_EXERCISE INSTRUCTIONS_
State how many lines of the records contain the string "tool". Give the number alone.

(Data entries)
▼

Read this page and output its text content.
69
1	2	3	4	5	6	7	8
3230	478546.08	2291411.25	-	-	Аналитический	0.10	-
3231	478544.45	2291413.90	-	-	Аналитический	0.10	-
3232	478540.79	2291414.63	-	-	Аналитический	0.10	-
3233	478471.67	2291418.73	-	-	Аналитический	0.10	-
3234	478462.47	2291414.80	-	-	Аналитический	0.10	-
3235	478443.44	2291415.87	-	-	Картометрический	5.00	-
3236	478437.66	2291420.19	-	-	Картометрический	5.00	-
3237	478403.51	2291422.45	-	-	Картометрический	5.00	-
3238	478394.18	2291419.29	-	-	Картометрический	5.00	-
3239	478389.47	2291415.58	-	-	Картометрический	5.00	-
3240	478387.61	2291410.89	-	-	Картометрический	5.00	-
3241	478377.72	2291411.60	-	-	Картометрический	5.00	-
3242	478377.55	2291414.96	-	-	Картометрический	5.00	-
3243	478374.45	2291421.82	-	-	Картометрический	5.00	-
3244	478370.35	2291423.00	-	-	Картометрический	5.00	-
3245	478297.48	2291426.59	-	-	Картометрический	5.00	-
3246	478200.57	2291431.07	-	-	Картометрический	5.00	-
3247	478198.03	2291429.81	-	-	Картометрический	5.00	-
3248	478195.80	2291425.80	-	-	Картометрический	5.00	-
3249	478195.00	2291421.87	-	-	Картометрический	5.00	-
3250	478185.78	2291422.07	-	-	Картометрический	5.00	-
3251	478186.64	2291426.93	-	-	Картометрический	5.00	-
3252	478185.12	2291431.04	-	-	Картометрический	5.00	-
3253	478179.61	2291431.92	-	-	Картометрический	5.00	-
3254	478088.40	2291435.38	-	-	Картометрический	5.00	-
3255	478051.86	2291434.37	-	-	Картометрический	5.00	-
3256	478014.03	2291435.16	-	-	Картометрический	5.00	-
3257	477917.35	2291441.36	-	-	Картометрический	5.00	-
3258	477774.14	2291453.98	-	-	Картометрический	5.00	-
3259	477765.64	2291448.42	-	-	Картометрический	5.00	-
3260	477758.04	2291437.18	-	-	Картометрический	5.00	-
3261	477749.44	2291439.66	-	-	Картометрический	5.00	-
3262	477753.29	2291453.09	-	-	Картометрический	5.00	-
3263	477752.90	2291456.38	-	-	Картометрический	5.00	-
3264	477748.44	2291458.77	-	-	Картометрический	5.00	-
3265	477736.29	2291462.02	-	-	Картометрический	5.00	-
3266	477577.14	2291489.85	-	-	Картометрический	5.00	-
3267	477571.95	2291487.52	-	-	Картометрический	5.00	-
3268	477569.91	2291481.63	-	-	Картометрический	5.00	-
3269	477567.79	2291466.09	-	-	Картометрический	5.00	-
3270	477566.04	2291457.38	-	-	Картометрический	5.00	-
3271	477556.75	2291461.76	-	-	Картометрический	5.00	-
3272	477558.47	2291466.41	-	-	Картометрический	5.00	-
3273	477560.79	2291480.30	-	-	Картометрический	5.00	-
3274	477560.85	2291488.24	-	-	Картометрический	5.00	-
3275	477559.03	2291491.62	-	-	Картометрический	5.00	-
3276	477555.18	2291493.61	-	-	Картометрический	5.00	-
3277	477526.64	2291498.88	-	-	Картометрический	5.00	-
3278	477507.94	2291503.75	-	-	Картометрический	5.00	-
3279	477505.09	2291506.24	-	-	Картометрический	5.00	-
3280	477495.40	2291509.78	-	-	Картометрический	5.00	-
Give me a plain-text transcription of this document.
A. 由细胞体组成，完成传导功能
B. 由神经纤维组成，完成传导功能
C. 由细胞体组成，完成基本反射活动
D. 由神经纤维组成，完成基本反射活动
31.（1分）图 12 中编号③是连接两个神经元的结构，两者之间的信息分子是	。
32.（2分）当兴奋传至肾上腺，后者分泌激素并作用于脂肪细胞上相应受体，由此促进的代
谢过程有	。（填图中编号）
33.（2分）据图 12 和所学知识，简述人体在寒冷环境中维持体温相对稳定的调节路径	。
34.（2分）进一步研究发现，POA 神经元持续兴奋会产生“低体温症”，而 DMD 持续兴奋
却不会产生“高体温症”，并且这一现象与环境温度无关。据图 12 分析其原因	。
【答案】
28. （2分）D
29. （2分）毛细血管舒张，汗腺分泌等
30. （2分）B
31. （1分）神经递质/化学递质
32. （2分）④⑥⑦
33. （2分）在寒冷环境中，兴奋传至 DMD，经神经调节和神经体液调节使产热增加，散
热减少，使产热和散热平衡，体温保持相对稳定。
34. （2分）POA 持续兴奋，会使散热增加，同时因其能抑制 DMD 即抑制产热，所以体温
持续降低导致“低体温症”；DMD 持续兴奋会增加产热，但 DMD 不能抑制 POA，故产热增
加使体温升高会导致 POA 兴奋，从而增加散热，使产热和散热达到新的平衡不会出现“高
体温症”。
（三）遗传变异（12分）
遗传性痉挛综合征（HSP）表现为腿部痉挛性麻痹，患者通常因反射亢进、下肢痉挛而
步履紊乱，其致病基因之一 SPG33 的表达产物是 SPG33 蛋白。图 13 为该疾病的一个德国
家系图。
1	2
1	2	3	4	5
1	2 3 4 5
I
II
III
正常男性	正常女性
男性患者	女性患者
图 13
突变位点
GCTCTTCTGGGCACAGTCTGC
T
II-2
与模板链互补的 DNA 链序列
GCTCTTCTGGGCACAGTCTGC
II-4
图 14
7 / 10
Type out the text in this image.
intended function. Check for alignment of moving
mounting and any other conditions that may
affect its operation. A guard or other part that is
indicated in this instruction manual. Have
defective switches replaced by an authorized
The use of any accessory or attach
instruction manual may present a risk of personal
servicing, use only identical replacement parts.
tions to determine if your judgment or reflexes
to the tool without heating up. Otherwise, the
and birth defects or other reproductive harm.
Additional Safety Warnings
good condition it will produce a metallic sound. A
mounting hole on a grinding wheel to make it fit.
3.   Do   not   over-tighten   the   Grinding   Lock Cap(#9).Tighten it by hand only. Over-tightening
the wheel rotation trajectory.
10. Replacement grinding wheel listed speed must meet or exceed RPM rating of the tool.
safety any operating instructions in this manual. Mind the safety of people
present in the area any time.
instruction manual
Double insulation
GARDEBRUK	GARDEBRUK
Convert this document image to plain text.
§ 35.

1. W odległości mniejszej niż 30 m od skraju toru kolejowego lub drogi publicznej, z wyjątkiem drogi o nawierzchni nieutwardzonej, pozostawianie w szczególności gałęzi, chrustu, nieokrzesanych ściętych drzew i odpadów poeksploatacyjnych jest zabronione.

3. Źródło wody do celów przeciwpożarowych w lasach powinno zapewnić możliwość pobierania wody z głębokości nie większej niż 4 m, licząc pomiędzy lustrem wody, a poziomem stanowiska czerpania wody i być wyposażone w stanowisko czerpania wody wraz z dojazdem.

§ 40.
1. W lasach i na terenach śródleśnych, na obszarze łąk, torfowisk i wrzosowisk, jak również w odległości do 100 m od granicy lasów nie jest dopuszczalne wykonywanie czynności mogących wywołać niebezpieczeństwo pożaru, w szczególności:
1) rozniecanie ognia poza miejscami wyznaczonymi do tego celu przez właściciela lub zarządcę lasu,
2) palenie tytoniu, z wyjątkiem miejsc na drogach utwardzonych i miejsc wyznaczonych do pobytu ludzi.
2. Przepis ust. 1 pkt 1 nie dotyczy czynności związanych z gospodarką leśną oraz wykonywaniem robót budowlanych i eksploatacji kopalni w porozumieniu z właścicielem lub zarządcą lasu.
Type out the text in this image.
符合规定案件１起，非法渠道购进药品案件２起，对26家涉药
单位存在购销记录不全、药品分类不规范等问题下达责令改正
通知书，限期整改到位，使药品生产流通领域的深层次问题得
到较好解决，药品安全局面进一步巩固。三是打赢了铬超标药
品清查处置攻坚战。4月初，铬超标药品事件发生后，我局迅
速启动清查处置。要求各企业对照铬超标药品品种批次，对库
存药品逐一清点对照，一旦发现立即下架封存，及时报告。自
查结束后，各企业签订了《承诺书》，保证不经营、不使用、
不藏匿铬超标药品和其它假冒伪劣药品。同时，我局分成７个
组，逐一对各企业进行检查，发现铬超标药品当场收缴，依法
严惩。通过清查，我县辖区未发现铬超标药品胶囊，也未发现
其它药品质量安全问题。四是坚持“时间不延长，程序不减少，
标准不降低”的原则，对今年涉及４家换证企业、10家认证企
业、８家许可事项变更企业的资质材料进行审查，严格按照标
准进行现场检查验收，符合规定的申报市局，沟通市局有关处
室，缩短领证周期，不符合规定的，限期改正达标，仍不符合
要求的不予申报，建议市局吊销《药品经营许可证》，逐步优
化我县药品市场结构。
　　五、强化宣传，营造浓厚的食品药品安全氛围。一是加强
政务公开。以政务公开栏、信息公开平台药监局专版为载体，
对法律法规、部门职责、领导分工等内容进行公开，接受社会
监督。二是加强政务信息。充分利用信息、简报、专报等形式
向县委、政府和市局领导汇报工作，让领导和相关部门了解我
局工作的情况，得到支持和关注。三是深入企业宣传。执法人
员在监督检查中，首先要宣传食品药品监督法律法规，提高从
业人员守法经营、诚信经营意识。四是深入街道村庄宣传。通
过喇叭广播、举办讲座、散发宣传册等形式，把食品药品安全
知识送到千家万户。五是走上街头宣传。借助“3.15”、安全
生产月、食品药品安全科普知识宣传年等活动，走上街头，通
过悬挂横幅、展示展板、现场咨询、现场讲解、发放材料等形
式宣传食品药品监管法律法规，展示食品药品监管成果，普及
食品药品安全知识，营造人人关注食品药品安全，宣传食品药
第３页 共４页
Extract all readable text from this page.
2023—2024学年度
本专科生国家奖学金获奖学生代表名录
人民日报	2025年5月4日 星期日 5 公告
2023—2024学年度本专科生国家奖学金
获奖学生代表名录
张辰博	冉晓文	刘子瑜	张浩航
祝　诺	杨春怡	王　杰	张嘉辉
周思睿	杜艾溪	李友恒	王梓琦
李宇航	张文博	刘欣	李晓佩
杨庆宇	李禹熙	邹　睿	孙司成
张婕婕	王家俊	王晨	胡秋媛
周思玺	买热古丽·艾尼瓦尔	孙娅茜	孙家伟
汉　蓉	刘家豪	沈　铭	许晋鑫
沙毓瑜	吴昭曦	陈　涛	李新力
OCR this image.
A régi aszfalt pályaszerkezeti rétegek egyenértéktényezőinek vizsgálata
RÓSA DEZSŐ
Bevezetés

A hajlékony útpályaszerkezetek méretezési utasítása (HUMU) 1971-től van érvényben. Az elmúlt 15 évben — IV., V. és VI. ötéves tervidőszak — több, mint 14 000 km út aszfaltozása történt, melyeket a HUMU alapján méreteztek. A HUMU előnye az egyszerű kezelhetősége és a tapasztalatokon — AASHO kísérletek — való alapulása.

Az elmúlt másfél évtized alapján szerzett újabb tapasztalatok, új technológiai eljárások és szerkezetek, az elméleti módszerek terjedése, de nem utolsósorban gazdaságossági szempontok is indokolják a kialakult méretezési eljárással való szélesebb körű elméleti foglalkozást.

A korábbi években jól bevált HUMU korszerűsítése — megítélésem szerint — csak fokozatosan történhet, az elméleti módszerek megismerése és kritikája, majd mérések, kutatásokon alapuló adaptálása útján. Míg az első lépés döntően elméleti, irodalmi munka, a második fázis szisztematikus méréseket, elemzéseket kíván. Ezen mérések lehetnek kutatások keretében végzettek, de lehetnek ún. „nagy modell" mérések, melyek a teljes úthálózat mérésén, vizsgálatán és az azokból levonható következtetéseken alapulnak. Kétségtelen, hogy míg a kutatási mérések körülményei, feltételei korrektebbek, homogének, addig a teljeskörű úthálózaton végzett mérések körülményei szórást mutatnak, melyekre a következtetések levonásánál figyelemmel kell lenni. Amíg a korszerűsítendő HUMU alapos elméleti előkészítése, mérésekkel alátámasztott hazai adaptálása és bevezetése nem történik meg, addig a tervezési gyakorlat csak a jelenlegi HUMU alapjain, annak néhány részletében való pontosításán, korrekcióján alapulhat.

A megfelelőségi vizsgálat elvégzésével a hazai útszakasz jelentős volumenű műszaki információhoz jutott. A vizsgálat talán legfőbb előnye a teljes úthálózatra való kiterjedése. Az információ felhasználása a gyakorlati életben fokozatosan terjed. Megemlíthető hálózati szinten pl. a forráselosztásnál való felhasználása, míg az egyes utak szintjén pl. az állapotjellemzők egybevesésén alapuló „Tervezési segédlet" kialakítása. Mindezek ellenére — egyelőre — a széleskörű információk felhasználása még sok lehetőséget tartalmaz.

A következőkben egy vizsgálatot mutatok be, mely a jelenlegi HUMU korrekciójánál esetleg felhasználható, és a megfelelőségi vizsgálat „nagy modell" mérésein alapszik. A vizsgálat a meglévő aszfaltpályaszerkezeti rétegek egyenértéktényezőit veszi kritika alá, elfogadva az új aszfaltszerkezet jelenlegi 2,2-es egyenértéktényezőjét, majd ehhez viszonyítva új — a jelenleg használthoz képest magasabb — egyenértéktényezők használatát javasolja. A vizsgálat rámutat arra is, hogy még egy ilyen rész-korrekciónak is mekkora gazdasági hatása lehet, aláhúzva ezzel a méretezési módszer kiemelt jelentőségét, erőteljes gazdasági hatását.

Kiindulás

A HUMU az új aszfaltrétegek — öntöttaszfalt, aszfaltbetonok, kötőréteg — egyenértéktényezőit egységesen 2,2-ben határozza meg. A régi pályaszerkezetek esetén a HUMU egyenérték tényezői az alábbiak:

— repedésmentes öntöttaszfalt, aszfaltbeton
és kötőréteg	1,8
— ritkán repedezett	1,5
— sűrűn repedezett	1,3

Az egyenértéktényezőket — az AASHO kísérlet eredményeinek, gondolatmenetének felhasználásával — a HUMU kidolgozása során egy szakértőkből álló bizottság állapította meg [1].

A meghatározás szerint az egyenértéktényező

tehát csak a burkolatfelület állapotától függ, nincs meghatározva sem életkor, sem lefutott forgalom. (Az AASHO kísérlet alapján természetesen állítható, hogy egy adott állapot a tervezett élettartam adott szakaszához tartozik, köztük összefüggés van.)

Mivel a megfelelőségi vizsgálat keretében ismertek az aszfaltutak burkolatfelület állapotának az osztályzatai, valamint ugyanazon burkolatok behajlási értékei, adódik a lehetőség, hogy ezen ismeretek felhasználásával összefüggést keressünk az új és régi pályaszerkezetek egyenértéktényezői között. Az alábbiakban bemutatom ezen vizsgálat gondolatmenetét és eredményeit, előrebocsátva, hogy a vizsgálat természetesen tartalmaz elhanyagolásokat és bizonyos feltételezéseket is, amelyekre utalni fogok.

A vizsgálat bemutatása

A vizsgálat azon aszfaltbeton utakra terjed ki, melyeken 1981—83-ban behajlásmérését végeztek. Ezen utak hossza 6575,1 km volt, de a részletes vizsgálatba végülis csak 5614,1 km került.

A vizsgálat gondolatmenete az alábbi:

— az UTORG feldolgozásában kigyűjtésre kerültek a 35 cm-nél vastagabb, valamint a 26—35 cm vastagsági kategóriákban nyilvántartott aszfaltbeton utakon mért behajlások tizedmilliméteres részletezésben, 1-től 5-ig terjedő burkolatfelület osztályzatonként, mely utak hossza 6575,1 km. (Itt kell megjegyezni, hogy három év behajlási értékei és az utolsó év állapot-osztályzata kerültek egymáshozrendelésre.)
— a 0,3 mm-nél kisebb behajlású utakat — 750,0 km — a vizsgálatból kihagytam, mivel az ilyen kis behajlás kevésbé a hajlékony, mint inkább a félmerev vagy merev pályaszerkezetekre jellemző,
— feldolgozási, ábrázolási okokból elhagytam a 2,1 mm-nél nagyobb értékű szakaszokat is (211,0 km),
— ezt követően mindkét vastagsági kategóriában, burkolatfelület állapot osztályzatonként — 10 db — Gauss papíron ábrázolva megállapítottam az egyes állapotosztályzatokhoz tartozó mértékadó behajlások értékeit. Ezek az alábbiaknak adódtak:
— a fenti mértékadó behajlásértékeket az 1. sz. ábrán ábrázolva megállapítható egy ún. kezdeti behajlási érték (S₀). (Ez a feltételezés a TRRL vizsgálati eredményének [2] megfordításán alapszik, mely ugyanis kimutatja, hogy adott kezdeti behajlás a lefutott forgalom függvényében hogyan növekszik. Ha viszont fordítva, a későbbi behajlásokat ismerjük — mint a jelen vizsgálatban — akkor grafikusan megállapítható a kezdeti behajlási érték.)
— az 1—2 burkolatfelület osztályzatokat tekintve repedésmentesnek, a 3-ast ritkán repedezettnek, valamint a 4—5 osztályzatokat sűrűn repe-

▲

_FINAL RESULT_
2